═══ Information provided ═══

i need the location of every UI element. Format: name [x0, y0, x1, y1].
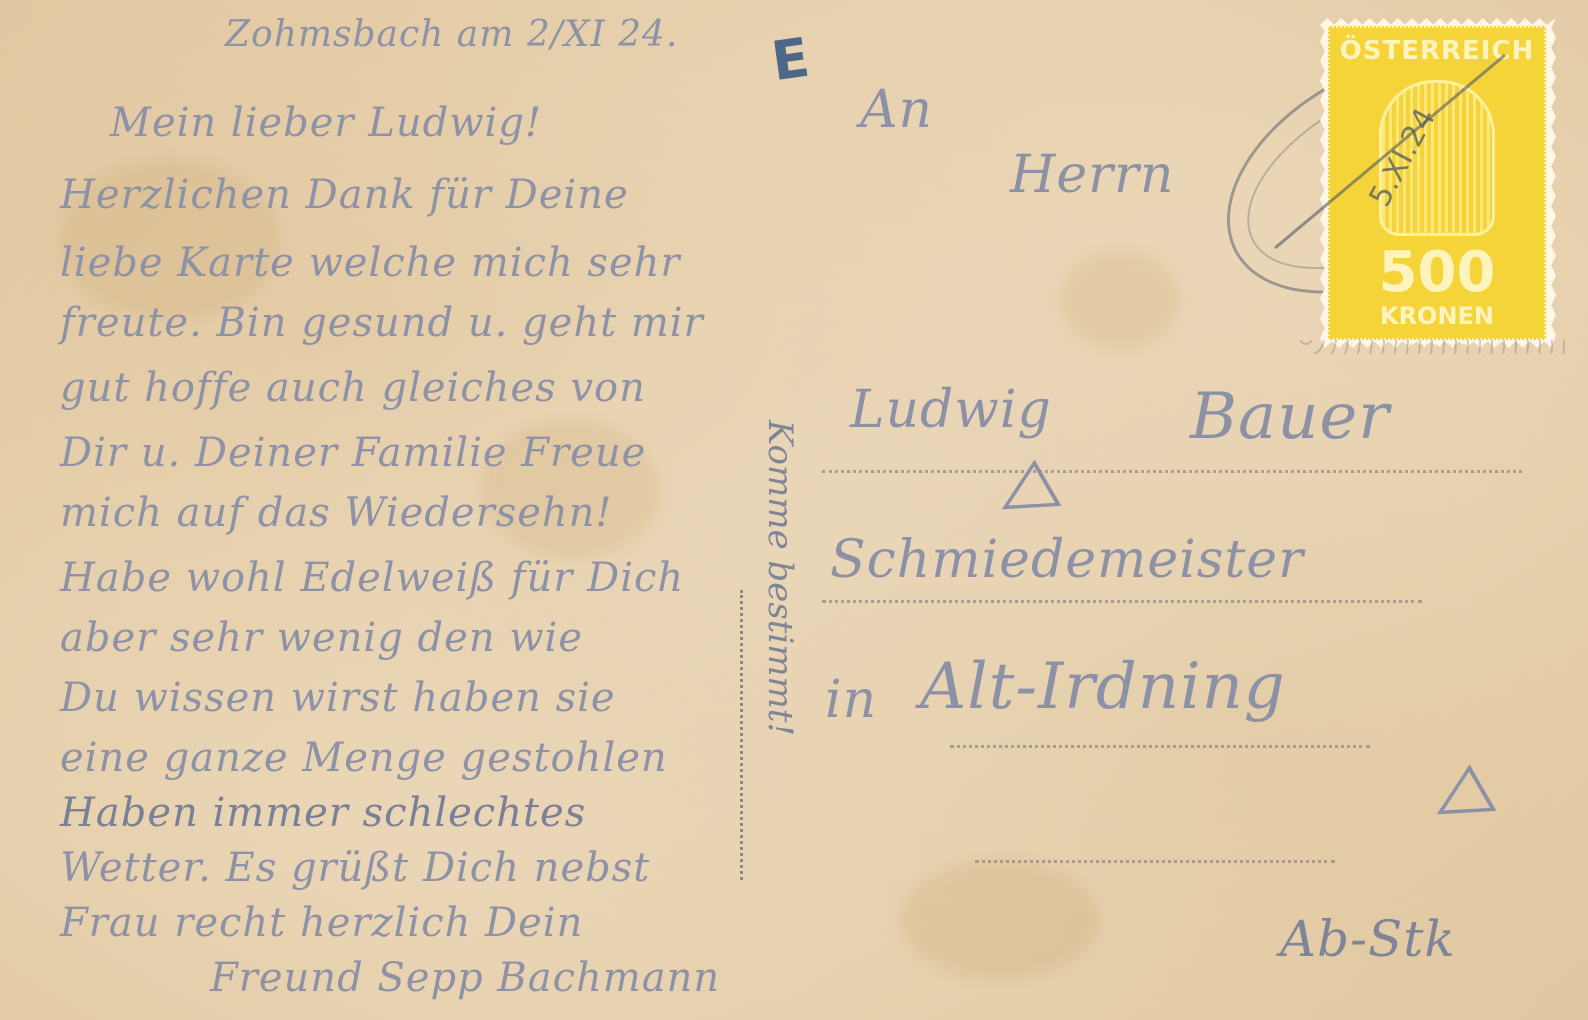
greeting: Mein lieber Ludwig!	[110, 100, 542, 146]
address-first-name: Ludwig	[850, 380, 1052, 440]
stamp-country: ÖSTERREICH	[1330, 36, 1544, 66]
message-line: Herzlichen Dank für Deine	[60, 172, 629, 218]
message-line: Frau recht herzlich Dein	[60, 900, 583, 946]
postal-note: Ab-Stk	[1280, 910, 1456, 968]
pencil-mark-icon: ◁	[978, 442, 1066, 540]
signature: Freund Sepp Bachmann	[210, 955, 720, 1001]
message-line: Du wissen wirst haben sie	[60, 675, 616, 721]
center-divider	[740, 590, 743, 880]
postcard: Zohmsbach am 2/XI 24. E Mein lieber Ludw…	[0, 0, 1588, 1020]
stamp-value: 500	[1330, 240, 1544, 305]
margin-note: Komme bestimmt!	[760, 420, 800, 736]
message-line: eine ganze Menge gestohlen	[60, 735, 668, 781]
postage-stamp: ÖSTERREICH 500 KRONEN W.DACHAUER	[1320, 18, 1556, 348]
message-line: Habe wohl Edelweiß für Dich	[60, 555, 684, 601]
address-rule	[975, 860, 1335, 863]
address-salutation: An	[860, 80, 933, 140]
stamp-face: ÖSTERREICH 500 KRONEN W.DACHAUER	[1328, 26, 1546, 340]
paper-stain	[900, 860, 1100, 980]
address-rule	[950, 745, 1370, 748]
address-title: Herrn	[1010, 145, 1174, 205]
address-rule	[822, 600, 1422, 603]
message-line: aber sehr wenig den wie	[60, 615, 583, 661]
message-line: mich auf das Wiedersehn!	[60, 490, 613, 536]
message-line: Haben immer schlechtes	[60, 790, 586, 836]
stamp-currency: KRONEN	[1330, 302, 1544, 330]
address-last-name: Bauer	[1190, 380, 1390, 454]
message-line: Dir u. Deiner Familie Freue	[60, 430, 646, 476]
date-line: Zohmsbach am 2/XI 24.	[225, 14, 678, 55]
message-line: freute. Bin gesund u. geht mir	[60, 300, 704, 346]
address-place: Alt-Irdning	[920, 650, 1286, 724]
address-occupation: Schmiedemeister	[830, 530, 1304, 590]
address-place-prefix: in	[825, 670, 877, 730]
message-line: Wetter. Es grüßt Dich nebst	[60, 845, 650, 891]
wavy-cancellation	[1300, 340, 1570, 354]
pencil-mark-icon: ◁	[1413, 747, 1501, 845]
ink-mark: E	[768, 26, 813, 94]
paper-stain	[1060, 250, 1180, 350]
address-rule	[822, 470, 1522, 473]
message-line: gut hoffe auch gleiches von	[60, 365, 646, 411]
message-line: liebe Karte welche mich sehr	[60, 240, 681, 286]
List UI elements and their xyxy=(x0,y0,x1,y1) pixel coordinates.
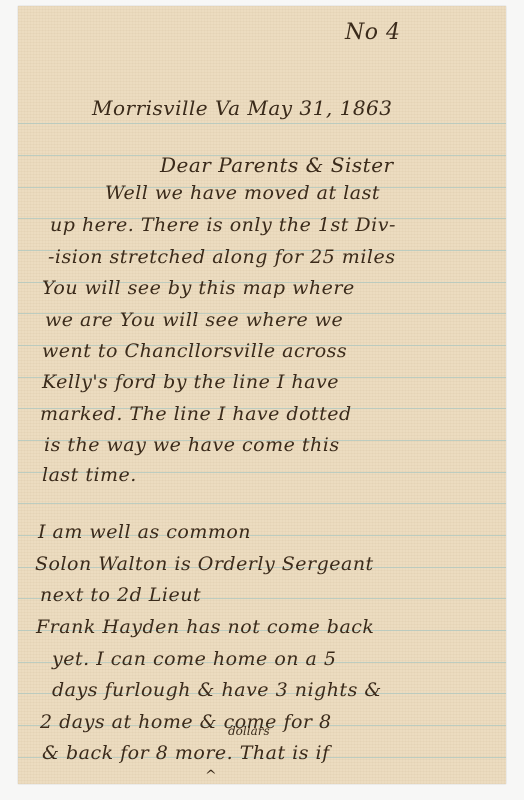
letter-line: -ision stretched along for 25 miles xyxy=(48,246,395,268)
letter-line: last time. xyxy=(42,464,137,486)
letter-line: Solon Walton is Orderly Sergeant xyxy=(35,553,374,575)
salutation: Dear Parents & Sister xyxy=(160,153,394,177)
letter-line: next to 2d Lieut xyxy=(40,584,201,606)
letter-line: yet. I can come home on a 5 xyxy=(52,648,337,670)
ruled-line xyxy=(18,503,506,504)
letter-line: is the way we have come this xyxy=(44,434,340,456)
letter-line: I am well as common xyxy=(38,521,251,543)
letter-line: days furlough & have 3 nights & xyxy=(52,679,382,701)
inserted-word: dollars xyxy=(228,724,270,738)
letter-line: Frank Hayden has not come back xyxy=(36,616,374,638)
letter-line: & back for 8 more. That is if xyxy=(42,742,330,764)
place-date: Morrisville Va May 31, 1863 xyxy=(92,96,393,120)
page-number: No 4 xyxy=(345,20,401,45)
ruled-line xyxy=(18,123,506,124)
letter-line: You will see by this map where xyxy=(42,277,355,299)
letter-line: 2 days at home & come for 8 xyxy=(40,711,332,733)
letter-line: Well we have moved at last xyxy=(105,182,380,204)
insertion-caret: ^ xyxy=(205,768,217,784)
letter-line: we are You will see where we xyxy=(45,309,343,331)
letter-line: up here. There is only the 1st Div- xyxy=(50,214,396,236)
letter-line: went to Chancllorsville across xyxy=(42,340,347,362)
letter-line: marked. The line I have dotted xyxy=(40,403,352,425)
letter-line: Kelly's ford by the line I have xyxy=(42,371,339,393)
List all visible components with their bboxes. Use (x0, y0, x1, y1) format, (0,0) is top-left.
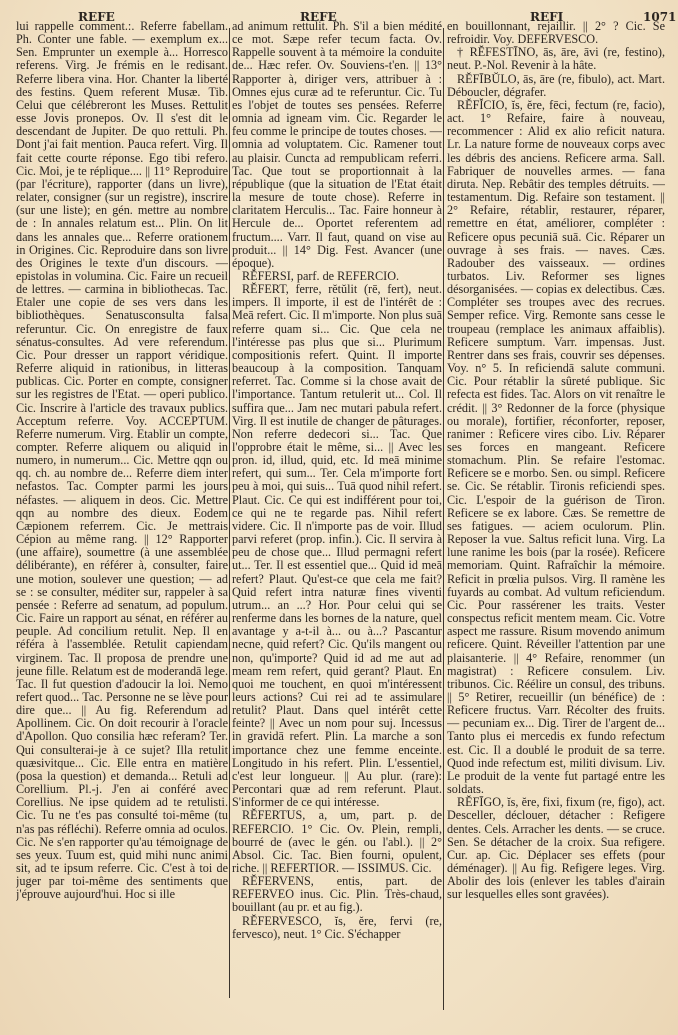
entry-refervesco: RĔFERVESCO, ĭs, ĕre, fervi (re, fervesco… (232, 915, 442, 941)
column-middle-paragraph: ad animum rettulit. Ph. S'il a bien médi… (232, 20, 442, 270)
column-right-paragraph: en bouillonnant, rejaillir. || 2° ? Cic.… (447, 20, 665, 46)
column-left-paragraph: lui rappelle comment.:. Referre fabellam… (16, 20, 228, 901)
entry-refert: RĔFERT, ferre, rĕtŭlit (rē, fert), neut.… (232, 283, 442, 809)
text-columns: lui rappelle comment.:. Referre fabellam… (6, 20, 674, 1020)
entry-refertus: RĔFERTUS, a, um, part. p. de REFERCIO. 1… (232, 809, 442, 875)
entry-reficio: RĔFĬCIO, ĭs, ĕre, fēci, fectum (re, faci… (447, 99, 665, 796)
entry-refibulo: RĔFĪBŬLO, ās, āre (re, fibulo), act. Mar… (447, 73, 665, 99)
entry-refigo: RĔFĪGO, ĭs, ĕre, fixi, fixum (re, figo),… (447, 796, 665, 901)
column-middle: ad animum rettulit. Ph. S'il a bien médi… (232, 20, 442, 1005)
column-rule-left (229, 28, 230, 998)
entry-refestino: † RĔFESTĪNO, ās, āre, āvi (re, festino),… (447, 46, 665, 72)
column-right: en bouillonnant, rejaillir. || 2° ? Cic.… (447, 20, 665, 1005)
entry-refervens: RĔFERVENS, entis, part. de REFERVEO inus… (232, 875, 442, 914)
column-left: lui rappelle comment.:. Referre fabellam… (16, 20, 228, 1005)
dictionary-page: REFE REFE REFI 1071 lui rappelle comment… (0, 0, 678, 1035)
column-rule-right (443, 28, 444, 1010)
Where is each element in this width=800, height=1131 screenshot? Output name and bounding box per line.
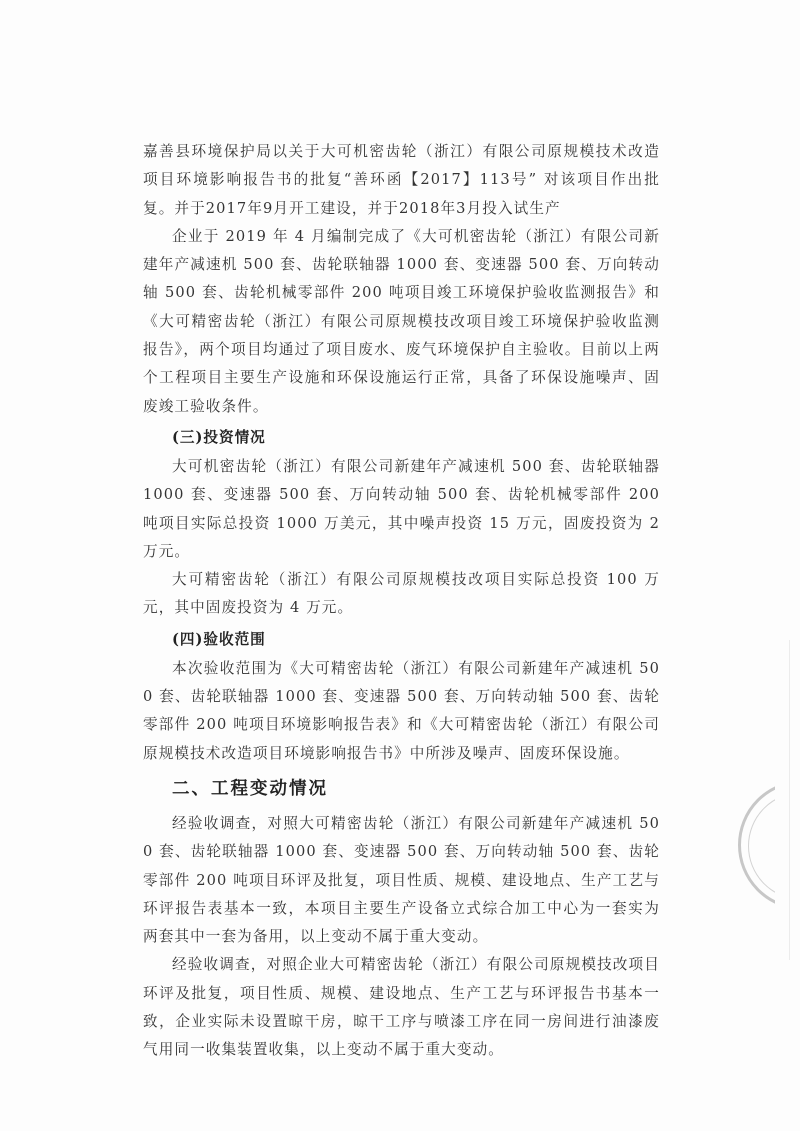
paragraph-acceptance-report: 企业于 2019 年 4 月编制完成了《大可机密齿轮（浙江）有限公司新建年产减速… — [143, 223, 660, 421]
page-edge-mask — [775, 760, 800, 930]
heading-investment: (三)投资情况 — [172, 424, 660, 452]
heading-acceptance-scope: (四)验收范围 — [172, 626, 660, 654]
page-edge-line — [789, 640, 790, 960]
document-page: 嘉善县环境保护局以关于大可机密齿轮（浙江）有限公司原规模技术改造项目环境影响报告… — [0, 0, 800, 1131]
heading-project-changes: 二、工程变动情况 — [172, 772, 660, 806]
paragraph-changes-new-project: 经验收调查，对照大可精密齿轮（浙江）有限公司新建年产减速机 500 套、齿轮联轴… — [143, 810, 660, 951]
document-body: 嘉善县环境保护局以关于大可机密齿轮（浙江）有限公司原规模技术改造项目环境影响报告… — [143, 138, 660, 1065]
paragraph-investment-new: 大可机密齿轮（浙江）有限公司新建年产减速机 500 套、齿轮联轴器 1000 套… — [143, 453, 660, 566]
paragraph-changes-upgrade-project: 经验收调查，对照企业大可精密齿轮（浙江）有限公司原规模技改项目环评及批复，项目性… — [143, 951, 660, 1064]
paragraph-approval: 嘉善县环境保护局以关于大可机密齿轮（浙江）有限公司原规模技术改造项目环境影响报告… — [143, 138, 660, 223]
paragraph-investment-upgrade: 大可精密齿轮（浙江）有限公司原规模技改项目实际总投资 100 万元，其中固废投资… — [143, 566, 660, 623]
paragraph-acceptance-scope: 本次验收范围为《大可精密齿轮（浙江）有限公司新建年产减速机 500 套、齿轮联轴… — [143, 655, 660, 768]
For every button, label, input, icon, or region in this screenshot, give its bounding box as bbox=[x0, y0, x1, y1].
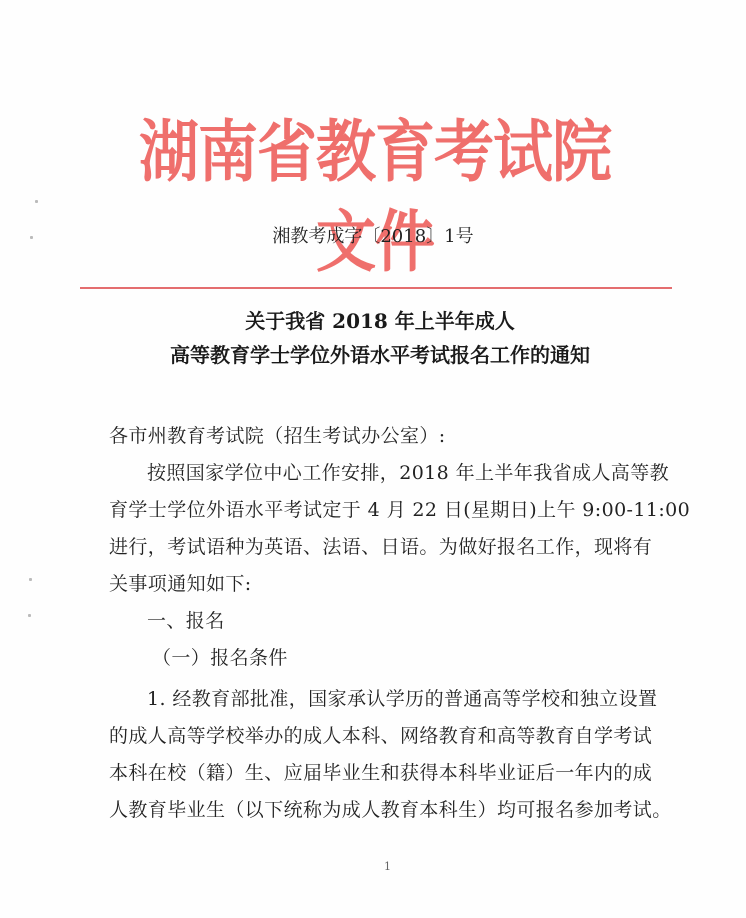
scan-artifact bbox=[29, 578, 32, 581]
paragraph-1-line-2: 育学士学位外语水平考试定于 4 月 22 日(星期日)上午 9:00-11:00 bbox=[109, 496, 645, 524]
subsection-1-heading: （一）报名条件 bbox=[152, 644, 288, 672]
scan-artifact bbox=[30, 236, 33, 239]
scan-artifact bbox=[28, 614, 31, 617]
page-number: 1 bbox=[384, 860, 391, 873]
paragraph-1-line-1: 按照国家学位中心工作安排，2018 年上半年我省成人高等教 bbox=[109, 459, 645, 487]
item-1-line-4: 人教育毕业生（以下统称为成人教育本科生）均可报名参加考试。 bbox=[109, 796, 645, 824]
item-1-line-1: 1. 经教育部批准，国家承认学历的普通高等学校和独立设置 bbox=[109, 685, 645, 713]
scan-artifact bbox=[35, 200, 38, 203]
notice-title-line-1: 关于我省 2018 年上半年成人 bbox=[0, 307, 746, 335]
item-1-line-2: 的成人高等学校举办的成人本科、网络教育和高等教育自学考试 bbox=[109, 722, 645, 750]
notice-title-line-2: 高等教育学士学位外语水平考试报名工作的通知 bbox=[0, 341, 746, 369]
paragraph-1-line-3: 进行，考试语种为英语、法语、日语。为做好报名工作，现将有 bbox=[109, 533, 645, 561]
item-1-line-3: 本科在校（籍）生、应届毕业生和获得本科毕业证后一年内的成 bbox=[109, 759, 645, 787]
document-number: 湘教考成字〔2018〕1号 bbox=[0, 224, 746, 250]
document-page: 湖南省教育考试院文件 湘教考成字〔2018〕1号 关于我省 2018 年上半年成… bbox=[0, 0, 746, 918]
salutation: 各市州教育考试院（招生考试办公室）: bbox=[109, 422, 446, 450]
agency-header-title: 湖南省教育考试院文件 bbox=[110, 108, 640, 287]
red-divider-line bbox=[80, 287, 672, 289]
section-1-heading: 一、报名 bbox=[147, 607, 225, 635]
paragraph-1-line-4: 关事项通知如下: bbox=[109, 570, 252, 598]
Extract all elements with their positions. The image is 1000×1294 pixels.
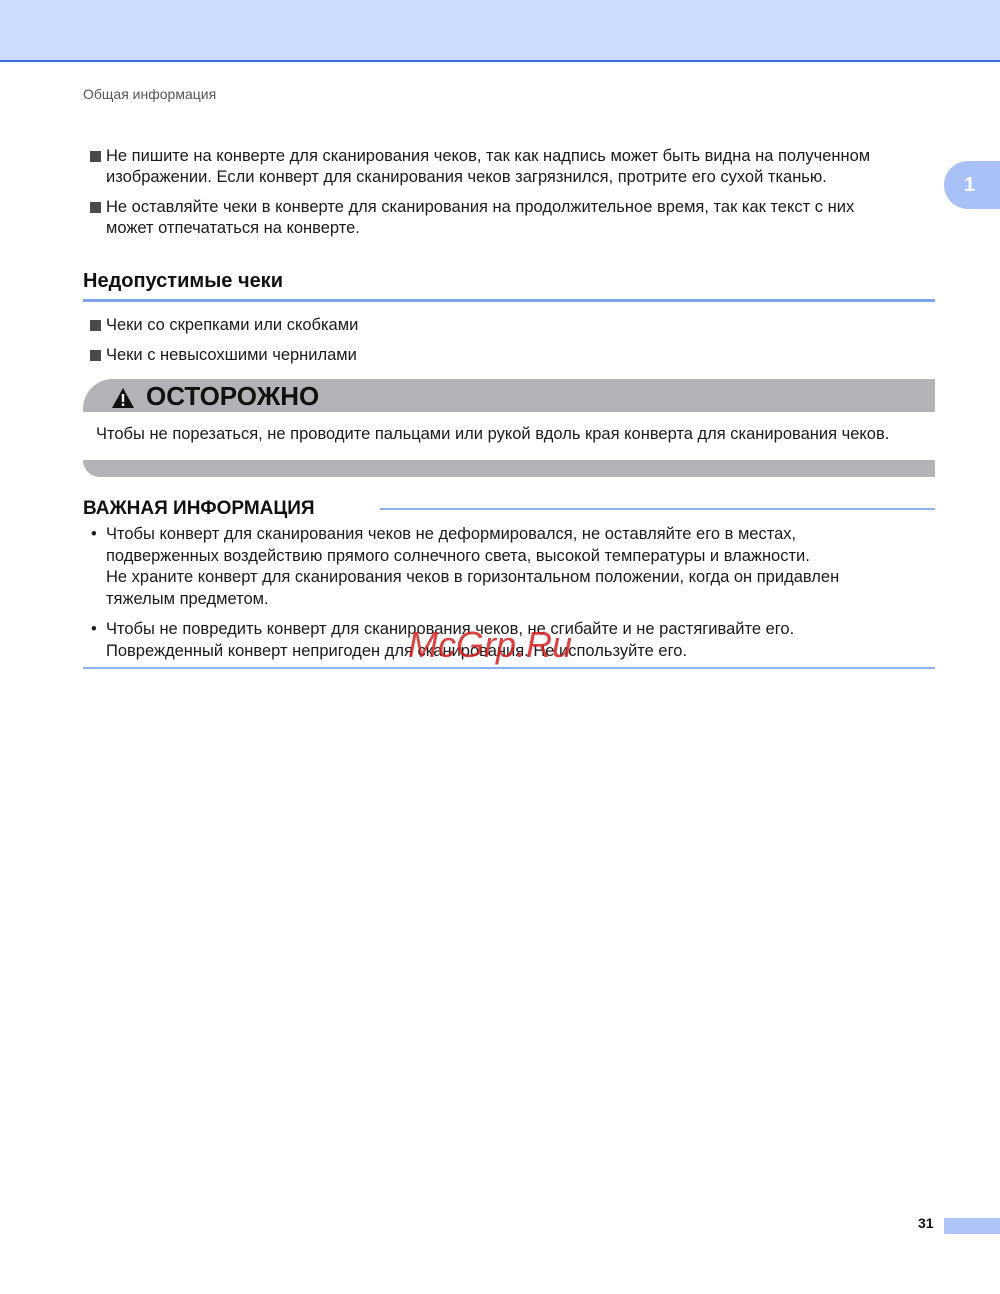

═══

> **What this task involves**: Rewrite the material starting at the line containing "greeting: Mein lieber" and ending at the line containing "message-line: eine ganze", replacing "message-line" with "text-line" and leaving everything else unchanged.

> **Result of the task**:
greeting: Mein lieber Ludwig!	[110, 100, 542, 146]
address-first-name: Ludwig	[850, 380, 1052, 440]
stamp-country: ÖSTERREICH	[1330, 36, 1544, 66]
text-line: Herzlichen Dank für Deine	[60, 172, 629, 218]
text-line: Frau recht herzlich Dein	[60, 900, 583, 946]
postal-note: Ab-Stk	[1280, 910, 1456, 968]
pencil-mark-icon: ◁	[978, 442, 1066, 540]
signature: Freund Sepp Bachmann	[210, 955, 720, 1001]
text-line: Du wissen wirst haben sie	[60, 675, 616, 721]
center-divider	[740, 590, 743, 880]
postcard: Zohmsbach am 2/XI 24. E Mein lieber Ludw…	[0, 0, 1588, 1020]
stamp-value: 500	[1330, 240, 1544, 305]
margin-note: Komme bestimmt!	[760, 420, 800, 736]
text-line: eine ganze Menge gestohlen	[60, 735, 668, 781]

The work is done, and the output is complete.